Text for analysis -
##########

Peruvian educator, prison administrator, and bibliophile

Carlos E. Carrillo Velasquez (born 1890) was a Peruvian educator, prison administrator, and bibliophile. Carrillo Velasquez amassed one of the largest, most comprehensive book collections on the history of late 19th and early 20th century Peruvian publishing.

== Biography ==
Carrillo Velasquez was born on February 6, 1890, in Lima, Peru. He attended Colegio Santo Tomas de Aquino and Colegio Labarthe. In 1912, he moved to Monsefu, in the Lambayeque Region, as an educator at a state-funded all-boys school. While there, he published El Colegial, a serial produced on his typewriter, the first such writing machine to be brought to the area. Carrillo Velasquez was the director of other schools in the region, such as those in Villa de Eten and Ferreñafe. He was active in social clubs, such as the Rotary Club, and in founding new chapters of the Club de Tiro al Blanco.

##########

Records supplied -
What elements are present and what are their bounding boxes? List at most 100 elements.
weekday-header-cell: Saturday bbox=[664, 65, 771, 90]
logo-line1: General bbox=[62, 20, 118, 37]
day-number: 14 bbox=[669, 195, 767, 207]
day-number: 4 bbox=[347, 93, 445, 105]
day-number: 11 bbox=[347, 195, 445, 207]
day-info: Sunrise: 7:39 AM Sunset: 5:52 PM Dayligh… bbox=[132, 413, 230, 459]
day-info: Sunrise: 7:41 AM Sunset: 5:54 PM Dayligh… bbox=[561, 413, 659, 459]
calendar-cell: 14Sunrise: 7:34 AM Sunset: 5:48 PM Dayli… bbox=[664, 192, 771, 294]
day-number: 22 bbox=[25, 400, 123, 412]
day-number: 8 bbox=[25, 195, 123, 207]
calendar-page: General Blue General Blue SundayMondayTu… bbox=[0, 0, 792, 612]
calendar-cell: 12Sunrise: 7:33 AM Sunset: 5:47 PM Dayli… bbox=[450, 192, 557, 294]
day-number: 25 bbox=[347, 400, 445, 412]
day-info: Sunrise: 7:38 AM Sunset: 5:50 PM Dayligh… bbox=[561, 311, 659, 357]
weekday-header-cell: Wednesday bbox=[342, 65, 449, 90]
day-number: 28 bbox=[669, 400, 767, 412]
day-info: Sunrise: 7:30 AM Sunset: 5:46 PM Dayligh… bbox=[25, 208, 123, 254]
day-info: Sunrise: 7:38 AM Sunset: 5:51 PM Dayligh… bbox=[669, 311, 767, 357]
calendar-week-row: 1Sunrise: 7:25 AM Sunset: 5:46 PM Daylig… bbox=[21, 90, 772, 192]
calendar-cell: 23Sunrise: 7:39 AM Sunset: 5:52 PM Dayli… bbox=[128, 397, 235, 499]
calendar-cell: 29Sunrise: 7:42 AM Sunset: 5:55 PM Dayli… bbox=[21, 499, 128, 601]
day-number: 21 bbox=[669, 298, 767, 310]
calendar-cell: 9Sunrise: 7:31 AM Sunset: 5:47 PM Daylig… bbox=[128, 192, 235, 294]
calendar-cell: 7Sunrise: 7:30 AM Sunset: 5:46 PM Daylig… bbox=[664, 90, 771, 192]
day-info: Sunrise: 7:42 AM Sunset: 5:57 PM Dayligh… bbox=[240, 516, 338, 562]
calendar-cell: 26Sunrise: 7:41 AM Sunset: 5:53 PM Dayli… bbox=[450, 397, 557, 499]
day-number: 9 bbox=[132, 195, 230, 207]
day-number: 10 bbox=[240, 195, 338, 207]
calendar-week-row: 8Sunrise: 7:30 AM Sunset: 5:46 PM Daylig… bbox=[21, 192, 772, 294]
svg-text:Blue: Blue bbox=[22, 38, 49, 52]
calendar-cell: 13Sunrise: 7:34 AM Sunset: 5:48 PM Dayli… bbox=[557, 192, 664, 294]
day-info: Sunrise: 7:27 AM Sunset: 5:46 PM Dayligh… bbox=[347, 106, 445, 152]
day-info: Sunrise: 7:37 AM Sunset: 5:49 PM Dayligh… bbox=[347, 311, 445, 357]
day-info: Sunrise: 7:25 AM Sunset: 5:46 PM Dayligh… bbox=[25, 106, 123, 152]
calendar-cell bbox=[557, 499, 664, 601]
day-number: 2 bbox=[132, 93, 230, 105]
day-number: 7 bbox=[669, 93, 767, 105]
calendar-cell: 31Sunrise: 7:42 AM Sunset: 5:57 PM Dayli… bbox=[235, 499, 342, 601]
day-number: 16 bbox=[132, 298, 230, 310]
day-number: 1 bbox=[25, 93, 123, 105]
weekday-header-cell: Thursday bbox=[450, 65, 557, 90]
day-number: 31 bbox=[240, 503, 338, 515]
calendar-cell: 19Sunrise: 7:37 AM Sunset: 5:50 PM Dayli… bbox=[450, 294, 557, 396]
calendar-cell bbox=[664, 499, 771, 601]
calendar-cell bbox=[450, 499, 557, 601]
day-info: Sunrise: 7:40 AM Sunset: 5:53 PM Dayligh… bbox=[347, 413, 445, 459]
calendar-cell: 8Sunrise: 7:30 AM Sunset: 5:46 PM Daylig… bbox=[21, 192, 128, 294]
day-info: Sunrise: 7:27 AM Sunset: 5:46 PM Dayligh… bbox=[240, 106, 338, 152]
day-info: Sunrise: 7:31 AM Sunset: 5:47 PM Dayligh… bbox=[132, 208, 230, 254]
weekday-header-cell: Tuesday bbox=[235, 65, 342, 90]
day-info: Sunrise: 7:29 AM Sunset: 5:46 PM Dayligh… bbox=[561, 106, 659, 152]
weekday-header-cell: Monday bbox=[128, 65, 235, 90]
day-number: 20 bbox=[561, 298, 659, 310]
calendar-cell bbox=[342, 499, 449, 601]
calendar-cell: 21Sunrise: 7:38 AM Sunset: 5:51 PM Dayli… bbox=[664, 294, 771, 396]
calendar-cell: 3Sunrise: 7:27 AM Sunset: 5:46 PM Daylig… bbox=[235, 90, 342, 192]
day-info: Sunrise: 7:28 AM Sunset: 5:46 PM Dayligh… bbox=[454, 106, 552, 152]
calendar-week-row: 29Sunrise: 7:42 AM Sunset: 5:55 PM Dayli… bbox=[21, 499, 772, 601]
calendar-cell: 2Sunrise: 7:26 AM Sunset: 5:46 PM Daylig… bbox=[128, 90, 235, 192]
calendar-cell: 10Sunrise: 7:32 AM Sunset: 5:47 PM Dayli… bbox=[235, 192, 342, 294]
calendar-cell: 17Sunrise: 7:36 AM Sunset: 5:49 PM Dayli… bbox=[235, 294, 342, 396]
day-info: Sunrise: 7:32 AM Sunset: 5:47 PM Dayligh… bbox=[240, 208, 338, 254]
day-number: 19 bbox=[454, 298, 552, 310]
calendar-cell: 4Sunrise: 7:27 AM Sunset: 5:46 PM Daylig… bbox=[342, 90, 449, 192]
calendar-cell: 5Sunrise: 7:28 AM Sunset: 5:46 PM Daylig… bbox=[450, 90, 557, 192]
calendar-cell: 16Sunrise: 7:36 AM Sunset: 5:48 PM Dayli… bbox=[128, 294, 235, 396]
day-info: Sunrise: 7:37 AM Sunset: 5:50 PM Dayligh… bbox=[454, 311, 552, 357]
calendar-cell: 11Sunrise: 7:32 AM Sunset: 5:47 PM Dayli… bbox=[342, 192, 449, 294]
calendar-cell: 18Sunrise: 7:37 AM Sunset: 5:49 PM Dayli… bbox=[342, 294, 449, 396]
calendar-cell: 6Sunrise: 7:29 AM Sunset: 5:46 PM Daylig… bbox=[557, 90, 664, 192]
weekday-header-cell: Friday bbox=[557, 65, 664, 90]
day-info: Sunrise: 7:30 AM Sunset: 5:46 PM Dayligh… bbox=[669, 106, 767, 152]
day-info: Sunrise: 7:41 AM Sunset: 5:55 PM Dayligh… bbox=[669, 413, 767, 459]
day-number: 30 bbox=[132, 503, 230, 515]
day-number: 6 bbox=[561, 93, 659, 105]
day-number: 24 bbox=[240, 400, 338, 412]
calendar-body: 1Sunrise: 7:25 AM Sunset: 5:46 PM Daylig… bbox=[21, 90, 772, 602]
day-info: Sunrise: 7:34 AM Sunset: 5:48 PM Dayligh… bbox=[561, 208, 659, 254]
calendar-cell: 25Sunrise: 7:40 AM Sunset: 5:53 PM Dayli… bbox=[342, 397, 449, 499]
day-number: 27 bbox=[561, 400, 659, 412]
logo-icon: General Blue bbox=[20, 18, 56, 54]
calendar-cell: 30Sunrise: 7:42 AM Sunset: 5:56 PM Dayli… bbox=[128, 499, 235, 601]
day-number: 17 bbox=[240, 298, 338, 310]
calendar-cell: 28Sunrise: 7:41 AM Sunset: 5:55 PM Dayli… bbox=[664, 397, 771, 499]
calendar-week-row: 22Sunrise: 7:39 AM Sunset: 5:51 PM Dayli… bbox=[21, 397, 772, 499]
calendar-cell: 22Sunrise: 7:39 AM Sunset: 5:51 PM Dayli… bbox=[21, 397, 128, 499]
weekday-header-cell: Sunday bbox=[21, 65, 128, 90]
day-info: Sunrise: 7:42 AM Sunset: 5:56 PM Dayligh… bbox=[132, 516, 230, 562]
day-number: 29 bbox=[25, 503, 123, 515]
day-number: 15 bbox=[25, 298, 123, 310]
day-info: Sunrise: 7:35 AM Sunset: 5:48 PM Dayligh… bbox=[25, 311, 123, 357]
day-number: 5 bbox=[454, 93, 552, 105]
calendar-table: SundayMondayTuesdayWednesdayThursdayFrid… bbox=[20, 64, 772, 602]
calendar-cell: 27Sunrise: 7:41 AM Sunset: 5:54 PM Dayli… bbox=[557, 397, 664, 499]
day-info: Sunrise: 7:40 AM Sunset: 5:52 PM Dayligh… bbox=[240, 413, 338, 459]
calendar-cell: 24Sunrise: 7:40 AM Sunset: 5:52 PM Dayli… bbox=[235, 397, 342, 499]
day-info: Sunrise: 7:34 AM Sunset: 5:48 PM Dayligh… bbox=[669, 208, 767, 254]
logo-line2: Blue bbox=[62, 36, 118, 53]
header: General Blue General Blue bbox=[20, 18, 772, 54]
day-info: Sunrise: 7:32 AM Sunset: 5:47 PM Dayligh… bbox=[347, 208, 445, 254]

##########

Questions on the material -
- a) Quote the passage from the biography of Carrillo Velasquez starting at "Carlos E. Carrillo" and ending at "century Peruvian publishing.".
- b) Extend the biography of Carrillo Velasquez, picking up right after its final sentence.

List of answers -
- a)
Carlos E. Carrillo Velasquez (born 1890) was a Peruvian educator, prison administrator, and bibliophile. Carrillo Velasquez amassed one of the largest, most comprehensive book collections on the history of late 19th and early 20th century Peruvian publishing.

- b)
In the 1920s, Carrillo Velasquez served as director of various periodicals including Voz del Obrero, participated in the fourth congress of the Pro-Rights Committee of Tahuantinsuyo, and became a member of the Benemérita Sociedad Fundadores de la Independencia. He returned to Lima in the mid-1920s, and developed his interests in print culture. While in Lima, he helped produce a newspaper for north Peru transplants in Lima, El Heraldo de Sechura. Carrillo Velasquez enrolled in the Escuela Penitenciaria de Vigilantes del Peru, and graduated in 1930 as a Superior Employee of Detention, Correctional, and Protection Centers of the Republic (Empleado Superior de Establecimientos de Detencion, Correcion y de Tutela de la Republica).

He was sub-director of the Reformatorio de Menores de Surco from 1929 until 1934, when he became Administrator General of the Penitenciaria Central de Lima and was given charge of the penitentiary's printing and binding workshops.